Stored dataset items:
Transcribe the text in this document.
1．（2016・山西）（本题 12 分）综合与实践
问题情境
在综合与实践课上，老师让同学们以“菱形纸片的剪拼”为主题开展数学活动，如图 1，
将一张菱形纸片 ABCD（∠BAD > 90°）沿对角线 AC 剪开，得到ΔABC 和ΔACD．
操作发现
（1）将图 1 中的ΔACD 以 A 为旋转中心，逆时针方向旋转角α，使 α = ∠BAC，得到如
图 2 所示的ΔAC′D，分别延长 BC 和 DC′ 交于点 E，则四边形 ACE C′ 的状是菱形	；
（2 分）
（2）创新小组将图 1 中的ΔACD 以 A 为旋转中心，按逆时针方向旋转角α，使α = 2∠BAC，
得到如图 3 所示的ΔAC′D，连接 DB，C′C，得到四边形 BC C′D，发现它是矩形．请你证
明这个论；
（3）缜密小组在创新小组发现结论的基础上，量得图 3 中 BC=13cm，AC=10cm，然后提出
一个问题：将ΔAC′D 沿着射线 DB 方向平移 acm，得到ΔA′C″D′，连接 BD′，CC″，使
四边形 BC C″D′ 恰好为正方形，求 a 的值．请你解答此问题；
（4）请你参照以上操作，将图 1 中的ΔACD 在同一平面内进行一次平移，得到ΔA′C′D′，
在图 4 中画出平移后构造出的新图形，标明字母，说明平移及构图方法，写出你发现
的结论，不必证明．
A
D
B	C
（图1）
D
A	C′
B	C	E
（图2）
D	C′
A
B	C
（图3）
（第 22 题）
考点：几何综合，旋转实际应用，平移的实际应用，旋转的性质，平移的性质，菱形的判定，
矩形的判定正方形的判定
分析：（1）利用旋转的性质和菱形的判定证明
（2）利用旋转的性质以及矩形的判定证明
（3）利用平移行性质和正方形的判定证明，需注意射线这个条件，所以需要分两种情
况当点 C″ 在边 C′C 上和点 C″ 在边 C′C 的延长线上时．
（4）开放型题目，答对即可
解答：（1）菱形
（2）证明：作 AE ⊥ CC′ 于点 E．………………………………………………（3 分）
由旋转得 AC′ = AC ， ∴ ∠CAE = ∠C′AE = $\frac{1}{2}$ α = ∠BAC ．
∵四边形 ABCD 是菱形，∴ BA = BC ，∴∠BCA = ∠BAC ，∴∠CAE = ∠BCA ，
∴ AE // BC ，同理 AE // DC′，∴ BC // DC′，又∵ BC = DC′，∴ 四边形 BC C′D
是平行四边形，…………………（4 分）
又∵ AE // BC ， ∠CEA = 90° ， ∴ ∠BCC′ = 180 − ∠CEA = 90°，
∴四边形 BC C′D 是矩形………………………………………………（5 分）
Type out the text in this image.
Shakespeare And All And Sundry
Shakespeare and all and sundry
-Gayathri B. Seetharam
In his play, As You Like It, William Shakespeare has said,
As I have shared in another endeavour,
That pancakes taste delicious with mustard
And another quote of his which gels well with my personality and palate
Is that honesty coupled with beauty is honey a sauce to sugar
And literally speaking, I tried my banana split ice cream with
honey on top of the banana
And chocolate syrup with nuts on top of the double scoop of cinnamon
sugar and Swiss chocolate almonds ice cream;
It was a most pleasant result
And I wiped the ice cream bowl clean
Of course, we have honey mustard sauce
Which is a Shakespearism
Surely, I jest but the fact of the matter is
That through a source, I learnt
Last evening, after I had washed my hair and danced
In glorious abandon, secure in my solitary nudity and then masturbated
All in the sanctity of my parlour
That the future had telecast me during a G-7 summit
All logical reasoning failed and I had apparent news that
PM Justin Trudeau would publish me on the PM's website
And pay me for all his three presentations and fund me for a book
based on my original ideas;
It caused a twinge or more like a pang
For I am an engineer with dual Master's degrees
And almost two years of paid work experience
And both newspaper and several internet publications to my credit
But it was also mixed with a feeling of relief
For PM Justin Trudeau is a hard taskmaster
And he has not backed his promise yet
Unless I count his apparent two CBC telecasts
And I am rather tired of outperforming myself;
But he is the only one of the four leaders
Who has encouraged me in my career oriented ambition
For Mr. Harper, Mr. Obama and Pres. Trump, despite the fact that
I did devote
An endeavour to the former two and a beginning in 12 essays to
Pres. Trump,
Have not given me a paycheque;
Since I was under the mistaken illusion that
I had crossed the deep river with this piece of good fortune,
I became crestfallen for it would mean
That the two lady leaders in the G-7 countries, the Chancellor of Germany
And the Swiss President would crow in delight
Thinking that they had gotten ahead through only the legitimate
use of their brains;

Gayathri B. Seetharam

▶ SHORT PROBLEM
Each entry must be reproduced verbatim.

▶ RESPONSE
Transcribe the text in this document.
1．（2016・山西）（本题 12 分）综合与实践
问题情境
在综合与实践课上，老师让同学们以“菱形纸片的剪拼”为主题开展数学活动，如图 1，
将一张菱形纸片 ABCD（∠BAD > 90°）沿对角线 AC 剪开，得到ΔABC 和ΔACD．
操作发现
（1）将图 1 中的ΔACD 以 A 为旋转中心，逆时针方向旋转角α，使 α = ∠BAC，得到如
图 2 所示的ΔAC′D，分别延长 BC 和 DC′ 交于点 E，则四边形 ACE C′ 的状是菱形	；
（2 分）
（2）创新小组将图 1 中的ΔACD 以 A 为旋转中心，按逆时针方向旋转角α，使α = 2∠BAC，
得到如图 3 所示的ΔAC′D，连接 DB，C′C，得到四边形 BC C′D，发现它是矩形．请你证
明这个论；
（3）缜密小组在创新小组发现结论的基础上，量得图 3 中 BC=13cm，AC=10cm，然后提出
一个问题：将ΔAC′D 沿着射线 DB 方向平移 acm，得到ΔA′C″D′，连接 BD′，CC″，使
四边形 BC C″D′ 恰好为正方形，求 a 的值．请你解答此问题；
（4）请你参照以上操作，将图 1 中的ΔACD 在同一平面内进行一次平移，得到ΔA′C′D′，
在图 4 中画出平移后构造出的新图形，标明字母，说明平移及构图方法，写出你发现
的结论，不必证明．
A
D
B	C
（图1）
D
A	C′
B	C	E
（图2）
D	C′
A
B	C
（图3）
（第 22 题）
考点：几何综合，旋转实际应用，平移的实际应用，旋转的性质，平移的性质，菱形的判定，
矩形的判定正方形的判定
分析：（1）利用旋转的性质和菱形的判定证明
（2）利用旋转的性质以及矩形的判定证明
（3）利用平移行性质和正方形的判定证明，需注意射线这个条件，所以需要分两种情
况当点 C″ 在边 C′C 上和点 C″ 在边 C′C 的延长线上时．
（4）开放型题目，答对即可
解答：（1）菱形
（2）证明：作 AE ⊥ CC′ 于点 E．………………………………………………（3 分）
由旋转得 AC′ = AC ， ∴ ∠CAE = ∠C′AE = $\frac{1}{2}$ α = ∠BAC ．
∵四边形 ABCD 是菱形，∴ BA = BC ，∴∠BCA = ∠BAC ，∴∠CAE = ∠BCA ，
∴ AE // BC ，同理 AE // DC′，∴ BC // DC′，又∵ BC = DC′，∴ 四边形 BC C′D
是平行四边形，…………………（4 分）
又∵ AE // BC ， ∠CEA = 90° ， ∴ ∠BCC′ = 180 − ∠CEA = 90°，
∴四边形 BC C′D 是矩形………………………………………………（5 分）
Type out the text in this image.
Shakespeare And All And Sundry
Shakespeare and all and sundry
-Gayathri B. Seetharam
In his play, As You Like It, William Shakespeare has said,
As I have shared in another endeavour,
That pancakes taste delicious with mustard
And another quote of his which gels well with my personality and palate
Is that honesty coupled with beauty is honey a sauce to sugar
And literally speaking, I tried my banana split ice cream with
honey on top of the banana
And chocolate syrup with nuts on top of the double scoop of cinnamon
sugar and Swiss chocolate almonds ice cream;
It was a most pleasant result
And I wiped the ice cream bowl clean
Of course, we have honey mustard sauce
Which is a Shakespearism
Surely, I jest but the fact of the matter is
That through a source, I learnt
Last evening, after I had washed my hair and danced
In glorious abandon, secure in my solitary nudity and then masturbated
All in the sanctity of my parlour
That the future had telecast me during a G-7 summit
All logical reasoning failed and I had apparent news that
PM Justin Trudeau would publish me on the PM's website
And pay me for all his three presentations and fund me for a book
based on my original ideas;
It caused a twinge or more like a pang
For I am an engineer with dual Master's degrees
And almost two years of paid work experience
And both newspaper and several internet publications to my credit
But it was also mixed with a feeling of relief
For PM Justin Trudeau is a hard taskmaster
And he has not backed his promise yet
Unless I count his apparent two CBC telecasts
And I am rather tired of outperforming myself;
But he is the only one of the four leaders
Who has encouraged me in my career oriented ambition
For Mr. Harper, Mr. Obama and Pres. Trump, despite the fact that
I did devote
An endeavour to the former two and a beginning in 12 essays to
Pres. Trump,
Have not given me a paycheque;
Since I was under the mistaken illusion that
I had crossed the deep river with this piece of good fortune,
I became crestfallen for it would mean
That the two lady leaders in the G-7 countries, the Chancellor of Germany
And the Swiss President would crow in delight
Thinking that they had gotten ahead through only the legitimate
use of their brains;

Gayathri B. Seetharam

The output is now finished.